[ITEMS]:
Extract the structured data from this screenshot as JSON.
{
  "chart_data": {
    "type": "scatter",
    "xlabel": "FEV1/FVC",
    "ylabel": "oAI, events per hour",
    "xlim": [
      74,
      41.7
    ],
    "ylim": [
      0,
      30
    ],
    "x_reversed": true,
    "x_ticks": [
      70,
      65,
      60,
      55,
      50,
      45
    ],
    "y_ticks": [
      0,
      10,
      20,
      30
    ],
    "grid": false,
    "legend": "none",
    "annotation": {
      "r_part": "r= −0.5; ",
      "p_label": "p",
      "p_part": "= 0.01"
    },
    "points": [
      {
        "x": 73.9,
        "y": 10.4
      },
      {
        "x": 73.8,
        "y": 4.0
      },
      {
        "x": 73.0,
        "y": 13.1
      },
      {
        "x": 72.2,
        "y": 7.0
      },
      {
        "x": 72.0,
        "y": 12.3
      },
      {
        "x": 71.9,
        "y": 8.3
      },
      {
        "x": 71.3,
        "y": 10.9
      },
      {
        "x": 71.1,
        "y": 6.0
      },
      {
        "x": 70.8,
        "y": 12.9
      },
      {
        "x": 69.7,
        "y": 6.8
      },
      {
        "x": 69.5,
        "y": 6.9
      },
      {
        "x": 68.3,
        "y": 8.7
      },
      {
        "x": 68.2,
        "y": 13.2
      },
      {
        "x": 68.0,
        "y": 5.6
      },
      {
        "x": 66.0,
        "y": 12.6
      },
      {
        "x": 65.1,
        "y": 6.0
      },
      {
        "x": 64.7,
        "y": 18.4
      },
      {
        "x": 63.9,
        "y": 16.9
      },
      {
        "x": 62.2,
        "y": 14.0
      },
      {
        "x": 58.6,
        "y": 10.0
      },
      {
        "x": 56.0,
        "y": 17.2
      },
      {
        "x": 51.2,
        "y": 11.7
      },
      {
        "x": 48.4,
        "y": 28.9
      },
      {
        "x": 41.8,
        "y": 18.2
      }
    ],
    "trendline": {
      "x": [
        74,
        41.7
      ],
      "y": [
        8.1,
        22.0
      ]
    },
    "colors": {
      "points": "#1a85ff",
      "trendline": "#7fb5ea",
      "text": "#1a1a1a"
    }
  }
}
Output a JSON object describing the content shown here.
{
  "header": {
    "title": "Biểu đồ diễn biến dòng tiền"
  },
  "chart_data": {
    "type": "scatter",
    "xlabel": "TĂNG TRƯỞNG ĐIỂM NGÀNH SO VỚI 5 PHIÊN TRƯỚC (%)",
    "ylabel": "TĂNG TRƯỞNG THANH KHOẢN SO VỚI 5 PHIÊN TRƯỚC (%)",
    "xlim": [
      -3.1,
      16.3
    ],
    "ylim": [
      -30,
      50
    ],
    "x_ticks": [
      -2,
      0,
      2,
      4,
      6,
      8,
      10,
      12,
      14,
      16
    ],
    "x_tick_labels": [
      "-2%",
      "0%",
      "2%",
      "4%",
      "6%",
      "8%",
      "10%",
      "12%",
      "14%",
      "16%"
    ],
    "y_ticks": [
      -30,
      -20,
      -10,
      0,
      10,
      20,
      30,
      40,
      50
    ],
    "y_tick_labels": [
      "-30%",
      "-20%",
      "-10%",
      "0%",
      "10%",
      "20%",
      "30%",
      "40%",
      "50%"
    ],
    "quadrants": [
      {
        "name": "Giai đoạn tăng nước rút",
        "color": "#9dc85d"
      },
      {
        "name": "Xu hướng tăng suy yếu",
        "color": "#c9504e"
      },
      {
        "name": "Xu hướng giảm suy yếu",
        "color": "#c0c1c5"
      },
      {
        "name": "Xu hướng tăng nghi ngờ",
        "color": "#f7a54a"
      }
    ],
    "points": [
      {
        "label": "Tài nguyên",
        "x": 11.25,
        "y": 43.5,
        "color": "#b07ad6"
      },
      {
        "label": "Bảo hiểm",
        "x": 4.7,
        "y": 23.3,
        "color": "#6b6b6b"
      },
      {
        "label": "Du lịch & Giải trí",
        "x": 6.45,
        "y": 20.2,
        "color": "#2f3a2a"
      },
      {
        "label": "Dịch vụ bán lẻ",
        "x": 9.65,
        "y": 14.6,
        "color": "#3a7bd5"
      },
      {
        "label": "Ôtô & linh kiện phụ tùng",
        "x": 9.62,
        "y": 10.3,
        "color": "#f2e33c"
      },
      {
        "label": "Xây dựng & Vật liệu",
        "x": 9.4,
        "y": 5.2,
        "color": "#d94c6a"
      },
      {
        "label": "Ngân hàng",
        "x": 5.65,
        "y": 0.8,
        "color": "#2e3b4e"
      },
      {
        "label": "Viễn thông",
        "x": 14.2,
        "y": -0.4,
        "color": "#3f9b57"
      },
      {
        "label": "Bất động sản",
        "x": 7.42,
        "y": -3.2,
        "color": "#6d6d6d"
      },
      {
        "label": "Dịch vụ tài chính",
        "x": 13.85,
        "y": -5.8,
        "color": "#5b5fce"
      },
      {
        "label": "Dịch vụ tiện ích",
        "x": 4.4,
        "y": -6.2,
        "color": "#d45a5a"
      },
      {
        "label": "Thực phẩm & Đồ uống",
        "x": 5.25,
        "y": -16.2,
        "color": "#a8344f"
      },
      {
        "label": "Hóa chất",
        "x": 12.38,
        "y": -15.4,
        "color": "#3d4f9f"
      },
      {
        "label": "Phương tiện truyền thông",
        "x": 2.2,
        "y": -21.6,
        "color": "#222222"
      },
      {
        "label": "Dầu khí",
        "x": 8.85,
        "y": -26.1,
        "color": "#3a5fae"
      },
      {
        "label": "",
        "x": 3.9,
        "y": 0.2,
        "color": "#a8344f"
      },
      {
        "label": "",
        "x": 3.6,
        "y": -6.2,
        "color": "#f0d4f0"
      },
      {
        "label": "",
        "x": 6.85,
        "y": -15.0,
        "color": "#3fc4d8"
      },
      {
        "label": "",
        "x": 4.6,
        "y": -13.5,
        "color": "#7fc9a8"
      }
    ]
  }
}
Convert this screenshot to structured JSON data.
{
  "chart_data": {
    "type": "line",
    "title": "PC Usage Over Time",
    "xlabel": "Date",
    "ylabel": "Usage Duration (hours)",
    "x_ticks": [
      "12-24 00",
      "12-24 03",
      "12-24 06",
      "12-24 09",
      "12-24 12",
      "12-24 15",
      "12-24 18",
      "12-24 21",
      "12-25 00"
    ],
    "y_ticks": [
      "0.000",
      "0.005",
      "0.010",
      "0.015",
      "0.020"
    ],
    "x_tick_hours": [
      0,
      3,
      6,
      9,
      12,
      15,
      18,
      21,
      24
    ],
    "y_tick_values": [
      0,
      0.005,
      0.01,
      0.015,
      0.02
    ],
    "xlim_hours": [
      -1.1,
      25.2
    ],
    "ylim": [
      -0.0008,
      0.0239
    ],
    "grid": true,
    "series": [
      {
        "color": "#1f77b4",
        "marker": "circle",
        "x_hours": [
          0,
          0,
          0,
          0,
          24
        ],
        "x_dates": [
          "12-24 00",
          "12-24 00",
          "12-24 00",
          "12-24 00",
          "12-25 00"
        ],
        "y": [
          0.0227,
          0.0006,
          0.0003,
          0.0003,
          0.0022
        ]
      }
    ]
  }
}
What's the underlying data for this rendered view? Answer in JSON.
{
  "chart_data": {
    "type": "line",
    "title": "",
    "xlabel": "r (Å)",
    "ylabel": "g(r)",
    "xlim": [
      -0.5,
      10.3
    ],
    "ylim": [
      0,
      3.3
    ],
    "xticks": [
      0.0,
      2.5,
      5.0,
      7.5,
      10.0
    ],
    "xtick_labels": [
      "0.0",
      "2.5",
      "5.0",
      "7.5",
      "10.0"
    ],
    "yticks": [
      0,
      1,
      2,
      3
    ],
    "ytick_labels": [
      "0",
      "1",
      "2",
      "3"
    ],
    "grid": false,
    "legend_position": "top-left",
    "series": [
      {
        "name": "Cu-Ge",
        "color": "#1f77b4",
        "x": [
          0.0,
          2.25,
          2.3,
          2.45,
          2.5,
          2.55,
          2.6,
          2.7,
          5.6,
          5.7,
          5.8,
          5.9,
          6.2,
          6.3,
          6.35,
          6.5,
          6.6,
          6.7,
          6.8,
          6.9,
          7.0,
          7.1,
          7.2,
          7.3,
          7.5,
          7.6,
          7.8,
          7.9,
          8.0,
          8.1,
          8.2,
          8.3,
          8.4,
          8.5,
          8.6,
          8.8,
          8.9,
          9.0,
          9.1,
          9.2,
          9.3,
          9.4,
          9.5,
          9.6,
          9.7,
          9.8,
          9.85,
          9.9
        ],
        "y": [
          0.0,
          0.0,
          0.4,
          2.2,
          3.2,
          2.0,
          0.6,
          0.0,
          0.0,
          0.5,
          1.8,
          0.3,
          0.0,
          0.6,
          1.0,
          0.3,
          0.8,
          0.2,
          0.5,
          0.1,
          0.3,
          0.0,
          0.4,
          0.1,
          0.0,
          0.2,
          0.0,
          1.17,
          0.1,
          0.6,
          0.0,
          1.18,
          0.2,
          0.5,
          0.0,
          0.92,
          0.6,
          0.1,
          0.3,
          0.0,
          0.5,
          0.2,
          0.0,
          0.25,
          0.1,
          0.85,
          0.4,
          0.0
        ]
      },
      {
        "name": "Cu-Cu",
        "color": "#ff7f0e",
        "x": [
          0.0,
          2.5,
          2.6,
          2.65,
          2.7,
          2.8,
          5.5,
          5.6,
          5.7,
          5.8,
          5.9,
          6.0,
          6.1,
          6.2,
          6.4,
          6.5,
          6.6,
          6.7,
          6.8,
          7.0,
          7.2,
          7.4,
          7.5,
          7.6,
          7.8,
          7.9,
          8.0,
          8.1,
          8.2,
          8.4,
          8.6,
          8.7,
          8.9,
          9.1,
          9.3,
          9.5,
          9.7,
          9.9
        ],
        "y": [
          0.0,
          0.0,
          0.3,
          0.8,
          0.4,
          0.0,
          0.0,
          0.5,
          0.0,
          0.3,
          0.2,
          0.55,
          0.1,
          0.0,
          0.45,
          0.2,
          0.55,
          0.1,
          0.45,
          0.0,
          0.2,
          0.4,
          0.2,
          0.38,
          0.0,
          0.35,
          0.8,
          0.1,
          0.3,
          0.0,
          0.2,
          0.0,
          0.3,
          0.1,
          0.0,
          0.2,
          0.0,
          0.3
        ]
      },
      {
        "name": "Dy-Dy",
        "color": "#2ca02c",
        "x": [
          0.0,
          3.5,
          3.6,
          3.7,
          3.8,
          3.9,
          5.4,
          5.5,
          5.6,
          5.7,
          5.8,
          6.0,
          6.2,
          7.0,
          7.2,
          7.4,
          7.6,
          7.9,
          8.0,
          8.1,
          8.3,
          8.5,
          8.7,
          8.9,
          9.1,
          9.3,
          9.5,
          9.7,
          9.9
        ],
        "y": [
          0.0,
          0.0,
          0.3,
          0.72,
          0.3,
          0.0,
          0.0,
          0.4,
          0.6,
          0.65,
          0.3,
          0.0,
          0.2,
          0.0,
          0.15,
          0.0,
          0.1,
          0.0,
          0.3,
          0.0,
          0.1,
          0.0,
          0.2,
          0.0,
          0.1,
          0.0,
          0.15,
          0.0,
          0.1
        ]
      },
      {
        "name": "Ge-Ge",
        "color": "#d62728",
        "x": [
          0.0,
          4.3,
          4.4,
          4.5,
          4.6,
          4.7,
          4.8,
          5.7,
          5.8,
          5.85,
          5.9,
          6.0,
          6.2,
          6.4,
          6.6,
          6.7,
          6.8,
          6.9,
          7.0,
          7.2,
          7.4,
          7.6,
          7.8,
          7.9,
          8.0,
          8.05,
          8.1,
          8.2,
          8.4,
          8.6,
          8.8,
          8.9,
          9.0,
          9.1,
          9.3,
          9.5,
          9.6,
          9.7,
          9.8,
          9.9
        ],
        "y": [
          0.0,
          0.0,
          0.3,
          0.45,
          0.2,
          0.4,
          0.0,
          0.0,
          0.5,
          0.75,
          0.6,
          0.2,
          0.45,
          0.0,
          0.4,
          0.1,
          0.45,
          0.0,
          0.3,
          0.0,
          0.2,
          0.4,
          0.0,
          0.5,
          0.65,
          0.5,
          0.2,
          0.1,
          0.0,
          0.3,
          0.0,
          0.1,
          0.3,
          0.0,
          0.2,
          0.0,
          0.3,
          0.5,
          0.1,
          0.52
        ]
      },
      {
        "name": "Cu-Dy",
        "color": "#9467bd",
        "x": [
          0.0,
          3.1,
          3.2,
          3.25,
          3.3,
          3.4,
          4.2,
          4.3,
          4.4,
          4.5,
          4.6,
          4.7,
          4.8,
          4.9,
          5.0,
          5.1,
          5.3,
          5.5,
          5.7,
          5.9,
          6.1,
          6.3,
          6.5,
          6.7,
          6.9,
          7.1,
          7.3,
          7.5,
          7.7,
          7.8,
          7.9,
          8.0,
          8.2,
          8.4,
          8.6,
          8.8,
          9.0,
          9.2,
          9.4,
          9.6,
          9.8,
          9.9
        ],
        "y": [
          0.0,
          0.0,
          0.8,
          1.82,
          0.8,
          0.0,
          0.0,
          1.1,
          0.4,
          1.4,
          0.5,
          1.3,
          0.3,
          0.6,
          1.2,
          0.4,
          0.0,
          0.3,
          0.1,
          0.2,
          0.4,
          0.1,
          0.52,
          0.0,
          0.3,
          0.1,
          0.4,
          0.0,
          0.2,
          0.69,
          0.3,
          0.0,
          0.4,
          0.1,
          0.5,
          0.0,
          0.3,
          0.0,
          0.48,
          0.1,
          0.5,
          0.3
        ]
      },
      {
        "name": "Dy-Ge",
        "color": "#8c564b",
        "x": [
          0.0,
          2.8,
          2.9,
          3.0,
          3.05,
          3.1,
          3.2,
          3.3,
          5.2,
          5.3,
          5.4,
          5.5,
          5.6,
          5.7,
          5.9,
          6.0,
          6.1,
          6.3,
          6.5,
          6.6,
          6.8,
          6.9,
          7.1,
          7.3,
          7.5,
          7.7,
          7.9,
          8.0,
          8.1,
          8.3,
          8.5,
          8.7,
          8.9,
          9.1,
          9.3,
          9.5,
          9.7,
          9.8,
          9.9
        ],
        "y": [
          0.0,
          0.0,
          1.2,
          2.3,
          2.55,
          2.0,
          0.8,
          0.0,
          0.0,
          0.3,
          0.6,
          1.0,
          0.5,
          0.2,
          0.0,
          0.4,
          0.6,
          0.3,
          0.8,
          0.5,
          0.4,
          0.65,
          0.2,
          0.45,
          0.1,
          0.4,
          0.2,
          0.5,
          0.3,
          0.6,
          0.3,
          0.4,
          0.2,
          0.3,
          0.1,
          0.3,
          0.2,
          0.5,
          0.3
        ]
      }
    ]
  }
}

[EXERCISE PROMPT]: Filter the records above for lines containing the word "xlabel", and copy those lines.

[RESPONSE FOR THIS EXERCISE]:
    "xlabel": "FEV1/FVC",
    "xlabel": "TĂNG TRƯỞNG ĐIỂM NGÀNH SO VỚI 5 PHIÊN TRƯỚC (%)",
    "xlabel": "Date",
    "xlabel": "r (Å)",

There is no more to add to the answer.